* begin PROVIDED RECORDS *
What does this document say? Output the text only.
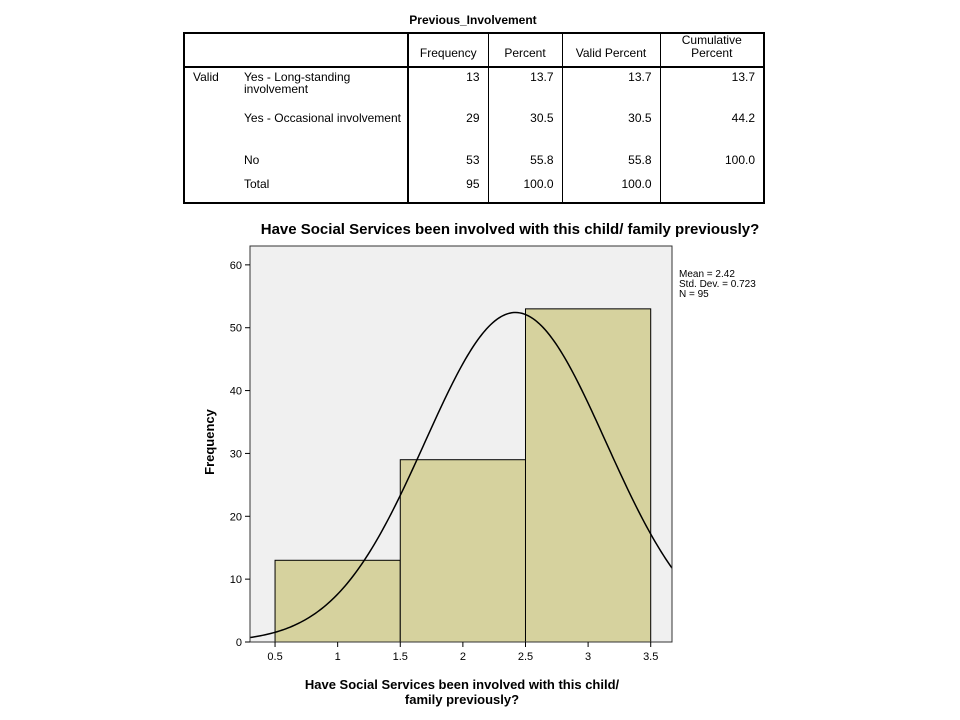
Previous_Involvement
		Frequency	Percent	Valid Percent	Cumulative Percent
Valid	Yes - Long-standing involvement	13	13.7	13.7	13.7
	Yes - Occasional involvement	29	30.5	30.5	44.2
	No	53	55.8	55.8	100.0
	Total	95	100.0	100.0	
Have Social Services been involved with this child/ family previously?
0
10
20
30
40
50
60
0.5	1	1.5	2	2.5	3	3.5
Frequency
Have Social Services been involved with this child/ family previously?
Mean = 2.42
Std. Dev. = 0.723
N = 95
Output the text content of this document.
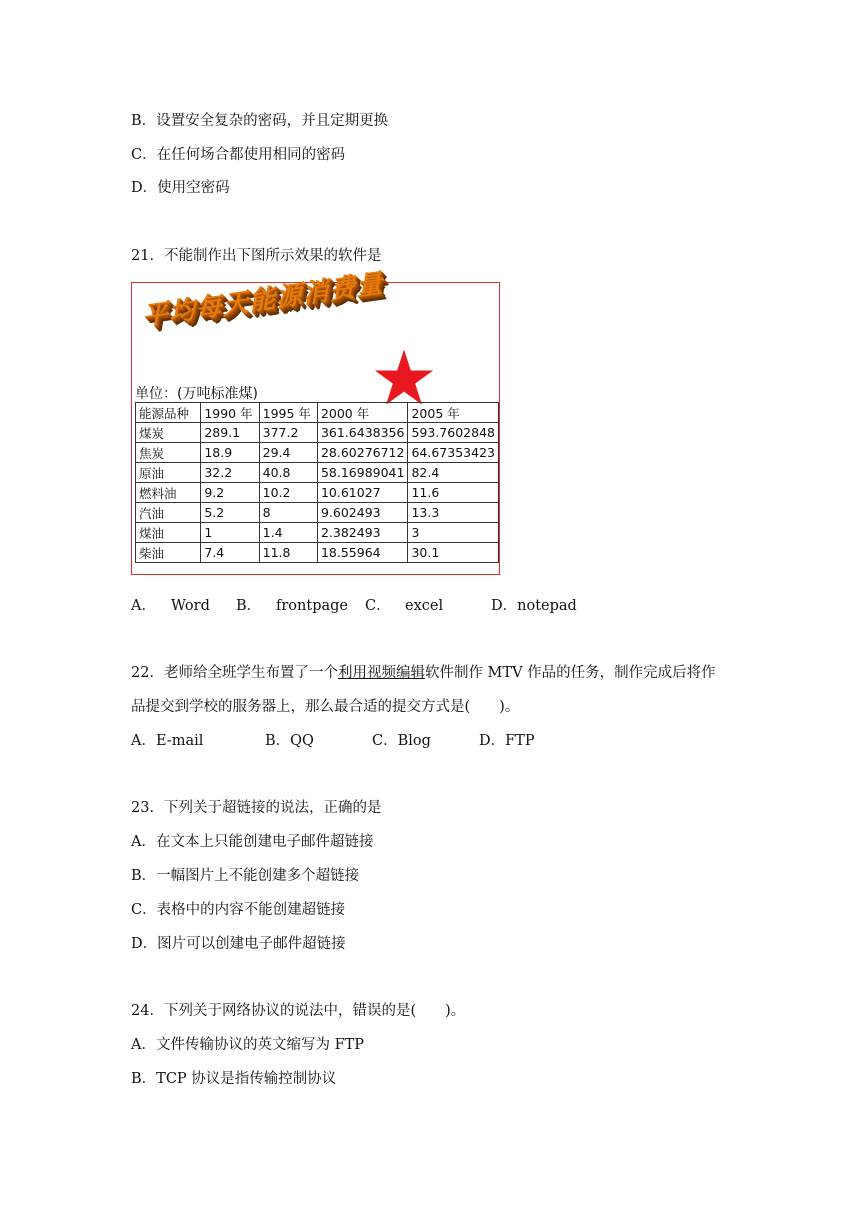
B．设置安全复杂的密码，并且定期更换
C．在任何场合都使用相同的密码
D．使用空密码
21．不能制作出下图所示效果的软件是
平均每天能源消费量
单位：(万吨标准煤)
能源品种	1990 年	1995 年	2000 年	2005 年
煤炭	289.1	377.2	361.6438356	593.7602848
焦炭	18.9	29.4	28.60276712	64.67353423
原油	32.2	40.8	58.16989041	82.4
燃料油	9.2	10.2	10.61027	11.6
汽油	5.2	8	9.602493	13.3
煤油	1	1.4	2.382493	3
柴油	7.4	11.8	18.55964	30.1
A． Word B． frontpage C． excel	D．notepad
22．老师给全班学生布置了一个利用视频编辑软件制作 MTV 作品的任务，制作完成后将作
品提交到学校的服务器上，那么最合适的提交方式是(　　)。
A．E-mail	B．QQ	C．Blog	D．FTP
23．下列关于超链接的说法，正确的是
A．在文本上只能创建电子邮件超链接
B．一幅图片上不能创建多个超链接
C．表格中的内容不能创建超链接
D．图片可以创建电子邮件超链接
24．下列关于网络协议的说法中，错误的是(　　)。
A．文件传输协议的英文缩写为 FTP
B．TCP 协议是指传输控制协议
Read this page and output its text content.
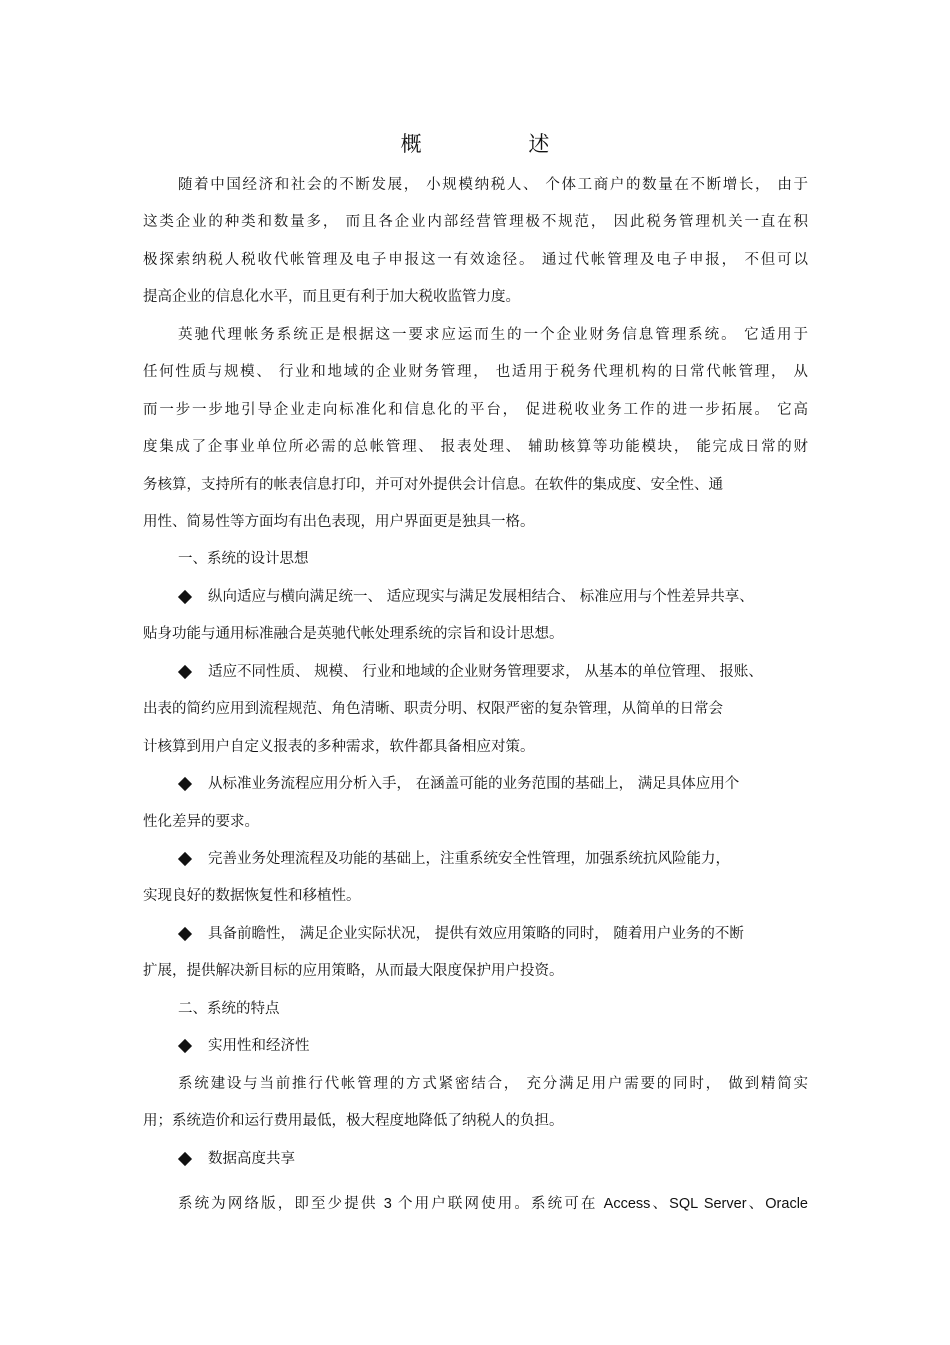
概 述
随着中国经济和社会的不断发展， 小规模纳税人、 个体工商户的数量在不断增长， 由于
这类企业的种类和数量多， 而且各企业内部经营管理极不规范， 因此税务管理机关一直在积
极探索纳税人税收代帐管理及电子申报这一有效途径。 通过代帐管理及电子申报， 不但可以
提高企业的信息化水平，而且更有利于加大税收监管力度。
英驰代理帐务系统正是根据这一要求应运而生的一个企业财务信息管理系统。 它适用于
任何性质与规模、 行业和地域的企业财务管理， 也适用于税务代理机构的日常代帐管理， 从
而一步一步地引导企业走向标准化和信息化的平台， 促进税收业务工作的进一步拓展。 它高
度集成了企事业单位所必需的总帐管理、 报表处理、 辅助核算等功能模块， 能完成日常的财
务核算，支持所有的帐表信息打印，并可对外提供会计信息。在软件的集成度、安全性、通
用性、简易性等方面均有出色表现，用户界面更是独具一格。
一、系统的设计思想
纵向适应与横向满足统一、 适应现实与满足发展相结合、 标准应用与个性差异共享、
贴身功能与通用标准融合是英驰代帐处理系统的宗旨和设计思想。
适应不同性质、 规模、 行业和地域的企业财务管理要求， 从基本的单位管理、 报账、
出表的简约应用到流程规范、角色清晰、职责分明、权限严密的复杂管理，从简单的日常会
计核算到用户自定义报表的多种需求，软件都具备相应对策。
从标准业务流程应用分析入手， 在涵盖可能的业务范围的基础上， 满足具体应用个
性化差异的要求。
完善业务处理流程及功能的基础上，注重系统安全性管理，加强系统抗风险能力，
实现良好的数据恢复性和移植性。
具备前瞻性， 满足企业实际状况， 提供有效应用策略的同时， 随着用户业务的不断
扩展，提供解决新目标的应用策略，从而最大限度保护用户投资。
二、系统的特点
实用性和经济性
系统建设与当前推行代帐管理的方式紧密结合， 充分满足用户需要的同时， 做到精简实
用；系统造价和运行费用最低，极大程度地降低了纳税人的负担。
数据高度共享
系统为网络版，即至少提供 3 个用户联网使用。系统可在 Access、SQL Server、Oracle
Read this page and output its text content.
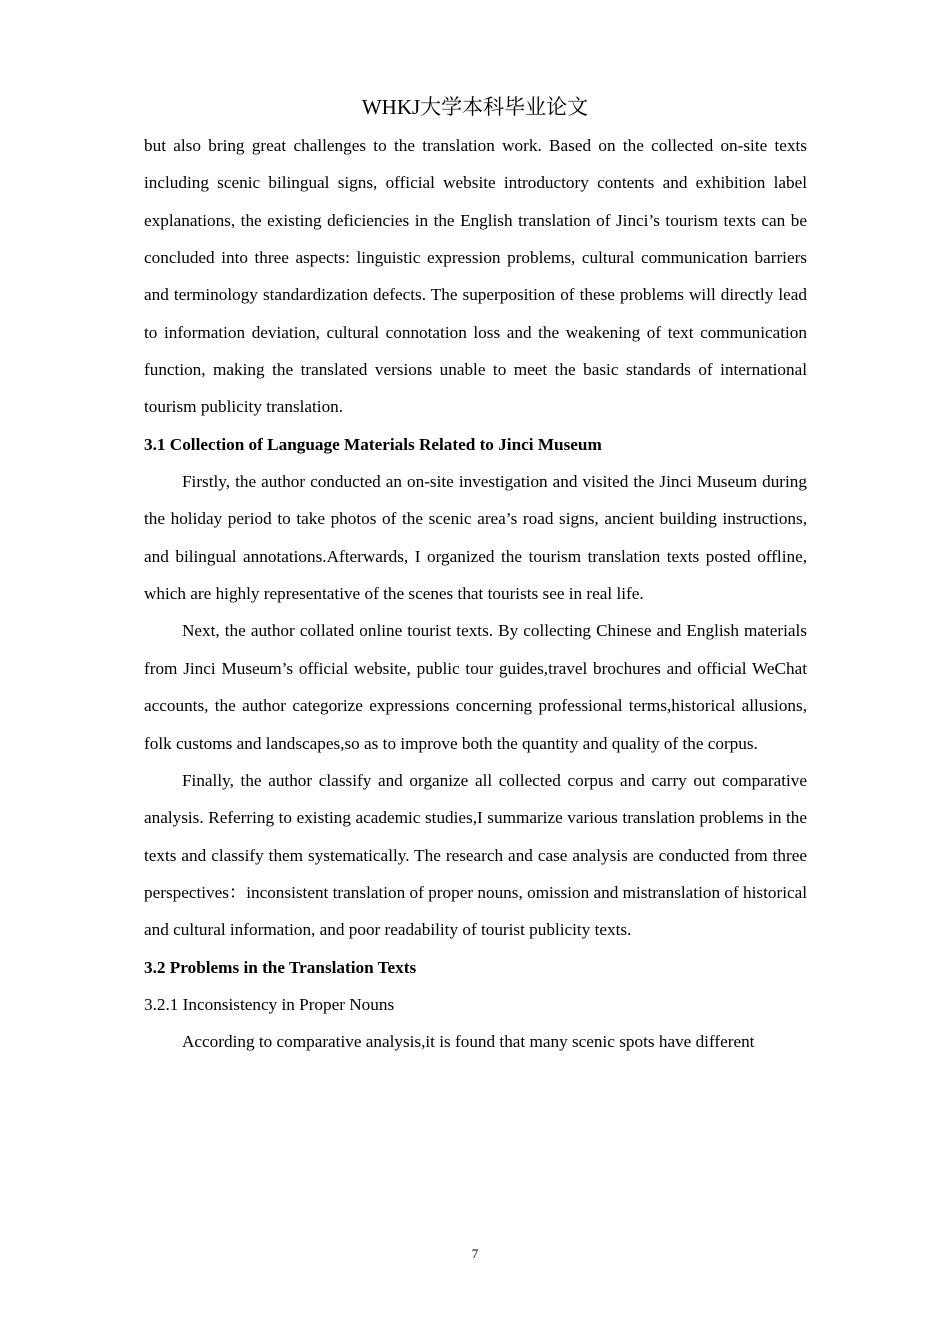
WHKJ大学本科毕业论文

but also bring great challenges to the translation work. Based on the collected on-site texts including scenic bilingual signs, official website introductory contents and exhibition label explanations, the existing deficiencies in the English translation of Jinci’s tourism texts can be concluded into three aspects: linguistic expression problems, cultural communication barriers and terminology standardization defects. The superposition of these problems will directly lead to information deviation, cultural connotation loss and the weakening of text communication function, making the translated versions unable to meet the basic standards of international tourism publicity translation.

3.1 Collection of Language Materials Related to Jinci Museum

Firstly, the author conducted an on-site investigation and visited the Jinci Museum during the holiday period to take photos of the scenic area’s road signs, ancient building instructions, and bilingual annotations.Afterwards, I organized the tourism translation texts posted offline, which are highly representative of the scenes that tourists see in real life.

Next, the author collated online tourist texts. By collecting Chinese and English materials from Jinci Museum’s official website, public tour guides,travel brochures and official WeChat accounts, the author categorize expressions concerning professional terms,historical allusions, folk customs and landscapes,so as to improve both the quantity and quality of the corpus.

Finally, the author classify and organize all collected corpus and carry out comparative analysis. Referring to existing academic studies,I summarize various translation problems in the texts and classify them systematically. The research and case analysis are conducted from three perspectives：inconsistent translation of proper nouns, omission and mistranslation of historical and cultural information, and poor readability of tourist publicity texts.

3.2 Problems in the Translation Texts

3.2.1 Inconsistency in Proper Nouns

According to comparative analysis,it is found that many scenic spots have different

7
* end PROVIDED RECORDS *
**THE EXERCISE:** The data above needs to be retyped exactly, with the images left out.

**FINISHED ANSWER:**
What does this document say? Output the text only.
Previous_Involvement
		Frequency	Percent	Valid Percent	Cumulative Percent
Valid	Yes - Long-standing involvement	13	13.7	13.7	13.7
	Yes - Occasional involvement	29	30.5	30.5	44.2
	No	53	55.8	55.8	100.0
	Total	95	100.0	100.0	
Have Social Services been involved with this child/ family previously?
0
10
20
30
40
50
60
0.5	1	1.5	2	2.5	3	3.5
Frequency
Have Social Services been involved with this child/ family previously?
Mean = 2.42
Std. Dev. = 0.723
N = 95
Output the text content of this document.
B．设置安全复杂的密码，并且定期更换
C．在任何场合都使用相同的密码
D．使用空密码
21．不能制作出下图所示效果的软件是
平均每天能源消费量
单位：(万吨标准煤)
能源品种	1990 年	1995 年	2000 年	2005 年
煤炭	289.1	377.2	361.6438356	593.7602848
焦炭	18.9	29.4	28.60276712	64.67353423
原油	32.2	40.8	58.16989041	82.4
燃料油	9.2	10.2	10.61027	11.6
汽油	5.2	8	9.602493	13.3
煤油	1	1.4	2.382493	3
柴油	7.4	11.8	18.55964	30.1
A． Word B． frontpage C． excel	D．notepad
22．老师给全班学生布置了一个利用视频编辑软件制作 MTV 作品的任务，制作完成后将作
品提交到学校的服务器上，那么最合适的提交方式是(　　)。
A．E-mail	B．QQ	C．Blog	D．FTP
23．下列关于超链接的说法，正确的是
A．在文本上只能创建电子邮件超链接
B．一幅图片上不能创建多个超链接
C．表格中的内容不能创建超链接
D．图片可以创建电子邮件超链接
24．下列关于网络协议的说法中，错误的是(　　)。
A．文件传输协议的英文缩写为 FTP
B．TCP 协议是指传输控制协议
Read this page and output its text content.
概 述
随着中国经济和社会的不断发展， 小规模纳税人、 个体工商户的数量在不断增长， 由于
这类企业的种类和数量多， 而且各企业内部经营管理极不规范， 因此税务管理机关一直在积
极探索纳税人税收代帐管理及电子申报这一有效途径。 通过代帐管理及电子申报， 不但可以
提高企业的信息化水平，而且更有利于加大税收监管力度。
英驰代理帐务系统正是根据这一要求应运而生的一个企业财务信息管理系统。 它适用于
任何性质与规模、 行业和地域的企业财务管理， 也适用于税务代理机构的日常代帐管理， 从
而一步一步地引导企业走向标准化和信息化的平台， 促进税收业务工作的进一步拓展。 它高
度集成了企事业单位所必需的总帐管理、 报表处理、 辅助核算等功能模块， 能完成日常的财
务核算，支持所有的帐表信息打印，并可对外提供会计信息。在软件的集成度、安全性、通
用性、简易性等方面均有出色表现，用户界面更是独具一格。
一、系统的设计思想
纵向适应与横向满足统一、 适应现实与满足发展相结合、 标准应用与个性差异共享、
贴身功能与通用标准融合是英驰代帐处理系统的宗旨和设计思想。
适应不同性质、 规模、 行业和地域的企业财务管理要求， 从基本的单位管理、 报账、
出表的简约应用到流程规范、角色清晰、职责分明、权限严密的复杂管理，从简单的日常会
计核算到用户自定义报表的多种需求，软件都具备相应对策。
从标准业务流程应用分析入手， 在涵盖可能的业务范围的基础上， 满足具体应用个
性化差异的要求。
完善业务处理流程及功能的基础上，注重系统安全性管理，加强系统抗风险能力，
实现良好的数据恢复性和移植性。
具备前瞻性， 满足企业实际状况， 提供有效应用策略的同时， 随着用户业务的不断
扩展，提供解决新目标的应用策略，从而最大限度保护用户投资。
二、系统的特点
实用性和经济性
系统建设与当前推行代帐管理的方式紧密结合， 充分满足用户需要的同时， 做到精简实
用；系统造价和运行费用最低，极大程度地降低了纳税人的负担。
数据高度共享
系统为网络版，即至少提供 3 个用户联网使用。系统可在 Access、SQL Server、Oracle
Read this page and output its text content.
WHKJ大学本科毕业论文

but also bring great challenges to the translation work. Based on the collected on-site texts including scenic bilingual signs, official website introductory contents and exhibition label explanations, the existing deficiencies in the English translation of Jinci’s tourism texts can be concluded into three aspects: linguistic expression problems, cultural communication barriers and terminology standardization defects. The superposition of these problems will directly lead to information deviation, cultural connotation loss and the weakening of text communication function, making the translated versions unable to meet the basic standards of international tourism publicity translation.

3.1 Collection of Language Materials Related to Jinci Museum

Firstly, the author conducted an on-site investigation and visited the Jinci Museum during the holiday period to take photos of the scenic area’s road signs, ancient building instructions, and bilingual annotations.Afterwards, I organized the tourism translation texts posted offline, which are highly representative of the scenes that tourists see in real life.

Next, the author collated online tourist texts. By collecting Chinese and English materials from Jinci Museum’s official website, public tour guides,travel brochures and official WeChat accounts, the author categorize expressions concerning professional terms,historical allusions, folk customs and landscapes,so as to improve both the quantity and quality of the corpus.

Finally, the author classify and organize all collected corpus and carry out comparative analysis. Referring to existing academic studies,I summarize various translation problems in the texts and classify them systematically. The research and case analysis are conducted from three perspectives：inconsistent translation of proper nouns, omission and mistranslation of historical and cultural information, and poor readability of tourist publicity texts.

3.2 Problems in the Translation Texts

3.2.1 Inconsistency in Proper Nouns

According to comparative analysis,it is found that many scenic spots have different

7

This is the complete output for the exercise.